__WORK INSTRUCTIONS__
Reproduce the complete listing without any deviation.

>> START MATERIAL

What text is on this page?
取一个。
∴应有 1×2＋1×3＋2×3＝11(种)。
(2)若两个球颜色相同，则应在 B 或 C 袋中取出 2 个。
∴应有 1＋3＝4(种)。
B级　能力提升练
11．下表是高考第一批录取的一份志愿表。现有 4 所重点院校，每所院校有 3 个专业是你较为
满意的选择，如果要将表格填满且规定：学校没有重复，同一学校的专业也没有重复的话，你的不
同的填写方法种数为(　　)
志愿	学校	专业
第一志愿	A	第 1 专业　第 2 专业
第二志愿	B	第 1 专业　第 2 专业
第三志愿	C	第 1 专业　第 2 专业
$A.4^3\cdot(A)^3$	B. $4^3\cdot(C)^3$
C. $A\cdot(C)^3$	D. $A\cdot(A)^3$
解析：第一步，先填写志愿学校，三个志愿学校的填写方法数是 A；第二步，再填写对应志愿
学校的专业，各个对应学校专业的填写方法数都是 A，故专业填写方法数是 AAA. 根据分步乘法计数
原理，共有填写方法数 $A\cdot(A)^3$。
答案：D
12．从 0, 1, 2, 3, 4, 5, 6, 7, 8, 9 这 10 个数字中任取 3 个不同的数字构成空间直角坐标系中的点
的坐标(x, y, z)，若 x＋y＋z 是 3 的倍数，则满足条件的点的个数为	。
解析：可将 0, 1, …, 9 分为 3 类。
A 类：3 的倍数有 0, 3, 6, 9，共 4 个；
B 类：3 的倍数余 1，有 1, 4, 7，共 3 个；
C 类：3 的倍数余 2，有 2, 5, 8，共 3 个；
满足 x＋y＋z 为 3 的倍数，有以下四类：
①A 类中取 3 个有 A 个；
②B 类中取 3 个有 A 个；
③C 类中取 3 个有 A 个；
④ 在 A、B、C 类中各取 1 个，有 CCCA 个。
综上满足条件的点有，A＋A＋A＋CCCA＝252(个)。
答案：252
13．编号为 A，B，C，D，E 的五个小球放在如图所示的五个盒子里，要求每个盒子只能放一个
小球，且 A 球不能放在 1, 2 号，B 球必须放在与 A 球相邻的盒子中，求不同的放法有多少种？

>> END MATERIAL

__EXERCISE SOLUTION__
What text is on this page?
取一个。
∴应有 1×2＋1×3＋2×3＝11(种)。
(2)若两个球颜色相同，则应在 B 或 C 袋中取出 2 个。
∴应有 1＋3＝4(种)。
B级　能力提升练
11．下表是高考第一批录取的一份志愿表。现有 4 所重点院校，每所院校有 3 个专业是你较为
满意的选择，如果要将表格填满且规定：学校没有重复，同一学校的专业也没有重复的话，你的不
同的填写方法种数为(　　)
志愿	学校	专业
第一志愿	A	第 1 专业　第 2 专业
第二志愿	B	第 1 专业　第 2 专业
第三志愿	C	第 1 专业　第 2 专业
$A.4^3\cdot(A)^3$	B. $4^3\cdot(C)^3$
C. $A\cdot(C)^3$	D. $A\cdot(A)^3$
解析：第一步，先填写志愿学校，三个志愿学校的填写方法数是 A；第二步，再填写对应志愿
学校的专业，各个对应学校专业的填写方法数都是 A，故专业填写方法数是 AAA. 根据分步乘法计数
原理，共有填写方法数 $A\cdot(A)^3$。
答案：D
12．从 0, 1, 2, 3, 4, 5, 6, 7, 8, 9 这 10 个数字中任取 3 个不同的数字构成空间直角坐标系中的点
的坐标(x, y, z)，若 x＋y＋z 是 3 的倍数，则满足条件的点的个数为	。
解析：可将 0, 1, …, 9 分为 3 类。
A 类：3 的倍数有 0, 3, 6, 9，共 4 个；
B 类：3 的倍数余 1，有 1, 4, 7，共 3 个；
C 类：3 的倍数余 2，有 2, 5, 8，共 3 个；
满足 x＋y＋z 为 3 的倍数，有以下四类：
①A 类中取 3 个有 A 个；
②B 类中取 3 个有 A 个；
③C 类中取 3 个有 A 个；
④ 在 A、B、C 类中各取 1 个，有 CCCA 个。
综上满足条件的点有，A＋A＋A＋CCCA＝252(个)。
答案：252
13．编号为 A，B，C，D，E 的五个小球放在如图所示的五个盒子里，要求每个盒子只能放一个
小球，且 A 球不能放在 1, 2 号，B 球必须放在与 A 球相邻的盒子中，求不同的放法有多少种？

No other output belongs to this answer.